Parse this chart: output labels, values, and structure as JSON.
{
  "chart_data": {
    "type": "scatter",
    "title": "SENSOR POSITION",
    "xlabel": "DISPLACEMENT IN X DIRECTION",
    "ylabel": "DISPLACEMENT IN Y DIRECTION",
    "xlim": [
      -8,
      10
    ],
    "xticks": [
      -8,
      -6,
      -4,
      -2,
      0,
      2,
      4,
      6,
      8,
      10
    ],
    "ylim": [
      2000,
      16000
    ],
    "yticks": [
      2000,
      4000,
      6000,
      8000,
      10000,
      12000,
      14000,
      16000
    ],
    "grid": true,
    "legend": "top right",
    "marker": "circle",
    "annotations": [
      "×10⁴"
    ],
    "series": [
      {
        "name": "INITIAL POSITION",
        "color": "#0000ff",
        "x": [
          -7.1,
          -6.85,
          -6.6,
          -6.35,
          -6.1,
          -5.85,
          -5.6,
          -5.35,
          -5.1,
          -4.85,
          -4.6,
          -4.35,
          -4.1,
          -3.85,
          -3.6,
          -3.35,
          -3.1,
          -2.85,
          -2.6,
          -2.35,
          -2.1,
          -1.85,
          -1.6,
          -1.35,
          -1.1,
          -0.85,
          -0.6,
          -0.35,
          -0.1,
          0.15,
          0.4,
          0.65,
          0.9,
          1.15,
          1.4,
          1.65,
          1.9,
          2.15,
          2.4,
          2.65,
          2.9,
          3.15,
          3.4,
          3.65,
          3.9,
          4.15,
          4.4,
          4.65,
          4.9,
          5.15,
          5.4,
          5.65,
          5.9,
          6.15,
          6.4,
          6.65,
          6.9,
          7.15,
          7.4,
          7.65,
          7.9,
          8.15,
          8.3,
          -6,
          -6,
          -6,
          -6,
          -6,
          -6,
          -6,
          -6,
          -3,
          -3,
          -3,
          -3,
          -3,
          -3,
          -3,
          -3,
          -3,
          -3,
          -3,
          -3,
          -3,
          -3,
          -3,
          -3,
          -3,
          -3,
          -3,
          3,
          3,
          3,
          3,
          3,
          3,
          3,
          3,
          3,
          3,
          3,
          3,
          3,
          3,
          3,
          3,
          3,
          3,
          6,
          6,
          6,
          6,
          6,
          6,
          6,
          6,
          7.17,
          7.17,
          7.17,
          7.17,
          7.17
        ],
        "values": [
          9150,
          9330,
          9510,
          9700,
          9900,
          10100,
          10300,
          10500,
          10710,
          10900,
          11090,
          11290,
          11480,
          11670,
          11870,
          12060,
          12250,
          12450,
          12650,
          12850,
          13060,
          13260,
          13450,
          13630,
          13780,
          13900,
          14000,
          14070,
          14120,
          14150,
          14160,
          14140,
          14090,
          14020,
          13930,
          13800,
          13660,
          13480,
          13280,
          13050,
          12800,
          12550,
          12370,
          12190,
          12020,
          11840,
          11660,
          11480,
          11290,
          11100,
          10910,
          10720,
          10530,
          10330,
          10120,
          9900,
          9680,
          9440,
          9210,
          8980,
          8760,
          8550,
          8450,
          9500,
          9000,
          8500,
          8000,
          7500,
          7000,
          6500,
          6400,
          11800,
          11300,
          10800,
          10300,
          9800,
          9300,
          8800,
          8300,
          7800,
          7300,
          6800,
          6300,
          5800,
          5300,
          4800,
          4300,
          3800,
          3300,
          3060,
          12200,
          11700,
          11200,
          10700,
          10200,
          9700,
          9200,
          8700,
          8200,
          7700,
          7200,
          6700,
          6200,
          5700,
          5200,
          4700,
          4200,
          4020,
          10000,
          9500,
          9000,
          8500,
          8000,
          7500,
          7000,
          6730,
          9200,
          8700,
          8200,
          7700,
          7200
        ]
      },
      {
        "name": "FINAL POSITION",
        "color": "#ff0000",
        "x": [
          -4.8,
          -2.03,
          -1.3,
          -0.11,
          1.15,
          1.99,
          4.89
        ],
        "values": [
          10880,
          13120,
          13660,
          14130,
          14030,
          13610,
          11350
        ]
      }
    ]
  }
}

= = =

State how many lines in the entries above include the word "DISPLACEMENT"; reply with the number alone.

EXPECTED ANSWER -> 2